Task to complete -
Give the listing again in full, exactly as written.

Data supplied -
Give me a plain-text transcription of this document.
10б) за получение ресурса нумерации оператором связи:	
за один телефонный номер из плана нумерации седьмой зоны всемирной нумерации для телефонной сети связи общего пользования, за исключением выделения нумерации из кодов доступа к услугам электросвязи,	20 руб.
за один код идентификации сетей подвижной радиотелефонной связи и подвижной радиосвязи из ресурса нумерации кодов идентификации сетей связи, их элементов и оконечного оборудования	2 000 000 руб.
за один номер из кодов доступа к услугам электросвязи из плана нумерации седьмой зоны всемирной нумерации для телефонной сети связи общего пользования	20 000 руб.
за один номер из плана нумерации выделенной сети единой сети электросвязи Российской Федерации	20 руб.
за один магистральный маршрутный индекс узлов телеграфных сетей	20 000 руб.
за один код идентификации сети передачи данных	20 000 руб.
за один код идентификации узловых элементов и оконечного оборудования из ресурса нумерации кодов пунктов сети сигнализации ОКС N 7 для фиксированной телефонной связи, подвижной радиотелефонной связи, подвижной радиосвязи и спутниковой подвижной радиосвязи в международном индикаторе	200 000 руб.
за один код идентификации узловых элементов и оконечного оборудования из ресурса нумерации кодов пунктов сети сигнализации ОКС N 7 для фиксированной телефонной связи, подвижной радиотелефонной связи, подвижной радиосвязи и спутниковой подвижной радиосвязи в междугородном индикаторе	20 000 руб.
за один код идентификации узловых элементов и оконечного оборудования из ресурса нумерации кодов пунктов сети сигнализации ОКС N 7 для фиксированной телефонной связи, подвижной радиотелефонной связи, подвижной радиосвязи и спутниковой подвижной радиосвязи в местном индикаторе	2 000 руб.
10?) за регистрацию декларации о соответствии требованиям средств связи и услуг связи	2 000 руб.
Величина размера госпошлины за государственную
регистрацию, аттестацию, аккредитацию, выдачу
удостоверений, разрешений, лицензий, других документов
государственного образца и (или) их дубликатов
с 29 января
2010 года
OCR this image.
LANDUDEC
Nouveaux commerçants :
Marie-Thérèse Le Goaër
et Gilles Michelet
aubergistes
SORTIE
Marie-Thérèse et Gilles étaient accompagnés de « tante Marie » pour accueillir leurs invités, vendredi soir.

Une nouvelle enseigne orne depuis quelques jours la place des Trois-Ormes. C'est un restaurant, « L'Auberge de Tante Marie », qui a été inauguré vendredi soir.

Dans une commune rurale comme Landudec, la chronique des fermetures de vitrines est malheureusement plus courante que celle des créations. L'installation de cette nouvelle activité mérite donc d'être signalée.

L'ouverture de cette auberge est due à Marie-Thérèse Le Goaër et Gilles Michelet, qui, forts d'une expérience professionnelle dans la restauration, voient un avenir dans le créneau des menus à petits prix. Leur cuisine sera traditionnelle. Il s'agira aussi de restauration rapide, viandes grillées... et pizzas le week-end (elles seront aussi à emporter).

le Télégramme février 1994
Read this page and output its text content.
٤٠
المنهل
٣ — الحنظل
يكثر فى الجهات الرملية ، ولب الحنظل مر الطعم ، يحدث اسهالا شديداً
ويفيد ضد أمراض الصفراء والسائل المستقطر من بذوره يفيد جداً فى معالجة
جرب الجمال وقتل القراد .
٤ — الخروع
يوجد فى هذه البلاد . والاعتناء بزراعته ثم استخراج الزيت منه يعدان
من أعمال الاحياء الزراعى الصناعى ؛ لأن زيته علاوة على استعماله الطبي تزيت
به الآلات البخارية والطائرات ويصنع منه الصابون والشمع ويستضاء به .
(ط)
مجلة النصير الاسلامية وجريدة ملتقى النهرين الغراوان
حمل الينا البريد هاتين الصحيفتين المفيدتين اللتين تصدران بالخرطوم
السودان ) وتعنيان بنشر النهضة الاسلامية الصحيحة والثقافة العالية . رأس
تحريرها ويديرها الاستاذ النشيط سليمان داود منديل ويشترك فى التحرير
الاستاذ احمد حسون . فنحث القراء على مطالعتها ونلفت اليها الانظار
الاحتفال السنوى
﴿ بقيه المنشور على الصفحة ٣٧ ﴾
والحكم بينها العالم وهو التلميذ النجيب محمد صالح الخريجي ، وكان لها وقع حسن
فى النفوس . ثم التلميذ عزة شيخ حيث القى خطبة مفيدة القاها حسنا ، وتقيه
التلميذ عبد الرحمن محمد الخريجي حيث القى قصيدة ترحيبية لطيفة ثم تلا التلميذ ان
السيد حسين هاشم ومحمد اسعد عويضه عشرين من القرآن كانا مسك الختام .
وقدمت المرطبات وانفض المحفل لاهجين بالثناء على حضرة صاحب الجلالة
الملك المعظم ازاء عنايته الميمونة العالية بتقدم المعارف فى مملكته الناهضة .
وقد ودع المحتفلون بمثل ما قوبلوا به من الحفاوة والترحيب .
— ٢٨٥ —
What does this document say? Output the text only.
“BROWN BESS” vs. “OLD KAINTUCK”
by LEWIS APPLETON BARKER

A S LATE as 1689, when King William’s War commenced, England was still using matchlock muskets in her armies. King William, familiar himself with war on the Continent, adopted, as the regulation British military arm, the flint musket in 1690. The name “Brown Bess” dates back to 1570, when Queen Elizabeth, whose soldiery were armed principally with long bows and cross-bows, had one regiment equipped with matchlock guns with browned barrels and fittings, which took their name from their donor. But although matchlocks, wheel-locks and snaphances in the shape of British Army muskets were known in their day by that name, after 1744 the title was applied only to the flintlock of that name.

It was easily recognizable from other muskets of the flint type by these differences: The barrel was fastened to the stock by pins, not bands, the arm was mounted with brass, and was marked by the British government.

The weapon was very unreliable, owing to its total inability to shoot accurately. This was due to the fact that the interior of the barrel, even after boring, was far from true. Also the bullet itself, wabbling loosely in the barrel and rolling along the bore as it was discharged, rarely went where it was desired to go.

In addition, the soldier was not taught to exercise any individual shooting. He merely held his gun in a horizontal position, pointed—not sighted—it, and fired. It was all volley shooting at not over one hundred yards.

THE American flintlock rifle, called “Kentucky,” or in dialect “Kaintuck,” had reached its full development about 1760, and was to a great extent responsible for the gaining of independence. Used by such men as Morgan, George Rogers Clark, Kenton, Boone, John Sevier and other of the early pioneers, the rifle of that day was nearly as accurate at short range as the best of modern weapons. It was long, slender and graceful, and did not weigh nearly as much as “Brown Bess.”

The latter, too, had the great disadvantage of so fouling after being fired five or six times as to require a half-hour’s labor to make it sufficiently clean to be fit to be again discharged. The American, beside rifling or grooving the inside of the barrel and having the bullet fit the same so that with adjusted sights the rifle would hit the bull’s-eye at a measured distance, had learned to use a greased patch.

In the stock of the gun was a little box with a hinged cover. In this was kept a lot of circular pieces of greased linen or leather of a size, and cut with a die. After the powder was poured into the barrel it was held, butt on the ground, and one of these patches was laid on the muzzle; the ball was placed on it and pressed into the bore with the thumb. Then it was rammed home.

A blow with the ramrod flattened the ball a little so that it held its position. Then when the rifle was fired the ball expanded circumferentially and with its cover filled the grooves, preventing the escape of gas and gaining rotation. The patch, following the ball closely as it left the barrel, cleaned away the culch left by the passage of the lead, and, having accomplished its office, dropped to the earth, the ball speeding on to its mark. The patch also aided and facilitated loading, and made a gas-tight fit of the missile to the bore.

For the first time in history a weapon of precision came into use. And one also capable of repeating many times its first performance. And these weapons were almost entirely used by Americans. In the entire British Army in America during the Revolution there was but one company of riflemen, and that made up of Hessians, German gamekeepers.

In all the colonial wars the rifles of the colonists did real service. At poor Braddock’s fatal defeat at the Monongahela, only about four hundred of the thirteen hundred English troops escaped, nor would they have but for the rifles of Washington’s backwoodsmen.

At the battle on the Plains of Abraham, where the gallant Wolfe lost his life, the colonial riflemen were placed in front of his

Finished task -
Give me a plain-text transcription of this document.
10б) за получение ресурса нумерации оператором связи:	
за один телефонный номер из плана нумерации седьмой зоны всемирной нумерации для телефонной сети связи общего пользования, за исключением выделения нумерации из кодов доступа к услугам электросвязи,	20 руб.
за один код идентификации сетей подвижной радиотелефонной связи и подвижной радиосвязи из ресурса нумерации кодов идентификации сетей связи, их элементов и оконечного оборудования	2 000 000 руб.
за один номер из кодов доступа к услугам электросвязи из плана нумерации седьмой зоны всемирной нумерации для телефонной сети связи общего пользования	20 000 руб.
за один номер из плана нумерации выделенной сети единой сети электросвязи Российской Федерации	20 руб.
за один магистральный маршрутный индекс узлов телеграфных сетей	20 000 руб.
за один код идентификации сети передачи данных	20 000 руб.
за один код идентификации узловых элементов и оконечного оборудования из ресурса нумерации кодов пунктов сети сигнализации ОКС N 7 для фиксированной телефонной связи, подвижной радиотелефонной связи, подвижной радиосвязи и спутниковой подвижной радиосвязи в международном индикаторе	200 000 руб.
за один код идентификации узловых элементов и оконечного оборудования из ресурса нумерации кодов пунктов сети сигнализации ОКС N 7 для фиксированной телефонной связи, подвижной радиотелефонной связи, подвижной радиосвязи и спутниковой подвижной радиосвязи в междугородном индикаторе	20 000 руб.
за один код идентификации узловых элементов и оконечного оборудования из ресурса нумерации кодов пунктов сети сигнализации ОКС N 7 для фиксированной телефонной связи, подвижной радиотелефонной связи, подвижной радиосвязи и спутниковой подвижной радиосвязи в местном индикаторе	2 000 руб.
10?) за регистрацию декларации о соответствии требованиям средств связи и услуг связи	2 000 руб.
Величина размера госпошлины за государственную
регистрацию, аттестацию, аккредитацию, выдачу
удостоверений, разрешений, лицензий, других документов
государственного образца и (или) их дубликатов
с 29 января
2010 года
OCR this image.
LANDUDEC
Nouveaux commerçants :
Marie-Thérèse Le Goaër
et Gilles Michelet
aubergistes
SORTIE
Marie-Thérèse et Gilles étaient accompagnés de « tante Marie » pour accueillir leurs invités, vendredi soir.

Une nouvelle enseigne orne depuis quelques jours la place des Trois-Ormes. C'est un restaurant, « L'Auberge de Tante Marie », qui a été inauguré vendredi soir.

Dans une commune rurale comme Landudec, la chronique des fermetures de vitrines est malheureusement plus courante que celle des créations. L'installation de cette nouvelle activité mérite donc d'être signalée.

L'ouverture de cette auberge est due à Marie-Thérèse Le Goaër et Gilles Michelet, qui, forts d'une expérience professionnelle dans la restauration, voient un avenir dans le créneau des menus à petits prix. Leur cuisine sera traditionnelle. Il s'agira aussi de restauration rapide, viandes grillées... et pizzas le week-end (elles seront aussi à emporter).

le Télégramme février 1994
Read this page and output its text content.
٤٠
المنهل
٣ — الحنظل
يكثر فى الجهات الرملية ، ولب الحنظل مر الطعم ، يحدث اسهالا شديداً
ويفيد ضد أمراض الصفراء والسائل المستقطر من بذوره يفيد جداً فى معالجة
جرب الجمال وقتل القراد .
٤ — الخروع
يوجد فى هذه البلاد . والاعتناء بزراعته ثم استخراج الزيت منه يعدان
من أعمال الاحياء الزراعى الصناعى ؛ لأن زيته علاوة على استعماله الطبي تزيت
به الآلات البخارية والطائرات ويصنع منه الصابون والشمع ويستضاء به .
(ط)
مجلة النصير الاسلامية وجريدة ملتقى النهرين الغراوان
حمل الينا البريد هاتين الصحيفتين المفيدتين اللتين تصدران بالخرطوم
السودان ) وتعنيان بنشر النهضة الاسلامية الصحيحة والثقافة العالية . رأس
تحريرها ويديرها الاستاذ النشيط سليمان داود منديل ويشترك فى التحرير
الاستاذ احمد حسون . فنحث القراء على مطالعتها ونلفت اليها الانظار
الاحتفال السنوى
﴿ بقيه المنشور على الصفحة ٣٧ ﴾
والحكم بينها العالم وهو التلميذ النجيب محمد صالح الخريجي ، وكان لها وقع حسن
فى النفوس . ثم التلميذ عزة شيخ حيث القى خطبة مفيدة القاها حسنا ، وتقيه
التلميذ عبد الرحمن محمد الخريجي حيث القى قصيدة ترحيبية لطيفة ثم تلا التلميذ ان
السيد حسين هاشم ومحمد اسعد عويضه عشرين من القرآن كانا مسك الختام .
وقدمت المرطبات وانفض المحفل لاهجين بالثناء على حضرة صاحب الجلالة
الملك المعظم ازاء عنايته الميمونة العالية بتقدم المعارف فى مملكته الناهضة .
وقد ودع المحتفلون بمثل ما قوبلوا به من الحفاوة والترحيب .
— ٢٨٥ —
What does this document say? Output the text only.
“BROWN BESS” vs. “OLD KAINTUCK”
by LEWIS APPLETON BARKER

A S LATE as 1689, when King William’s War commenced, England was still using matchlock muskets in her armies. King William, familiar himself with war on the Continent, adopted, as the regulation British military arm, the flint musket in 1690. The name “Brown Bess” dates back to 1570, when Queen Elizabeth, whose soldiery were armed principally with long bows and cross-bows, had one regiment equipped with matchlock guns with browned barrels and fittings, which took their name from their donor. But although matchlocks, wheel-locks and snaphances in the shape of British Army muskets were known in their day by that name, after 1744 the title was applied only to the flintlock of that name.

It was easily recognizable from other muskets of the flint type by these differences: The barrel was fastened to the stock by pins, not bands, the arm was mounted with brass, and was marked by the British government.

The weapon was very unreliable, owing to its total inability to shoot accurately. This was due to the fact that the interior of the barrel, even after boring, was far from true. Also the bullet itself, wabbling loosely in the barrel and rolling along the bore as it was discharged, rarely went where it was desired to go.

In addition, the soldier was not taught to exercise any individual shooting. He merely held his gun in a horizontal position, pointed—not sighted—it, and fired. It was all volley shooting at not over one hundred yards.

THE American flintlock rifle, called “Kentucky,” or in dialect “Kaintuck,” had reached its full development about 1760, and was to a great extent responsible for the gaining of independence. Used by such men as Morgan, George Rogers Clark, Kenton, Boone, John Sevier and other of the early pioneers, the rifle of that day was nearly as accurate at short range as the best of modern weapons. It was long, slender and graceful, and did not weigh nearly as much as “Brown Bess.”

The latter, too, had the great disadvantage of so fouling after being fired five or six times as to require a half-hour’s labor to make it sufficiently clean to be fit to be again discharged. The American, beside rifling or grooving the inside of the barrel and having the bullet fit the same so that with adjusted sights the rifle would hit the bull’s-eye at a measured distance, had learned to use a greased patch.

In the stock of the gun was a little box with a hinged cover. In this was kept a lot of circular pieces of greased linen or leather of a size, and cut with a die. After the powder was poured into the barrel it was held, butt on the ground, and one of these patches was laid on the muzzle; the ball was placed on it and pressed into the bore with the thumb. Then it was rammed home.

A blow with the ramrod flattened the ball a little so that it held its position. Then when the rifle was fired the ball expanded circumferentially and with its cover filled the grooves, preventing the escape of gas and gaining rotation. The patch, following the ball closely as it left the barrel, cleaned away the culch left by the passage of the lead, and, having accomplished its office, dropped to the earth, the ball speeding on to its mark. The patch also aided and facilitated loading, and made a gas-tight fit of the missile to the bore.

For the first time in history a weapon of precision came into use. And one also capable of repeating many times its first performance. And these weapons were almost entirely used by Americans. In the entire British Army in America during the Revolution there was but one company of riflemen, and that made up of Hessians, German gamekeepers.

In all the colonial wars the rifles of the colonists did real service. At poor Braddock’s fatal defeat at the Monongahela, only about four hundred of the thirteen hundred English troops escaped, nor would they have but for the rifles of Washington’s backwoodsmen.

At the battle on the Plains of Abraham, where the gallant Wolfe lost his life, the colonial riflemen were placed in front of his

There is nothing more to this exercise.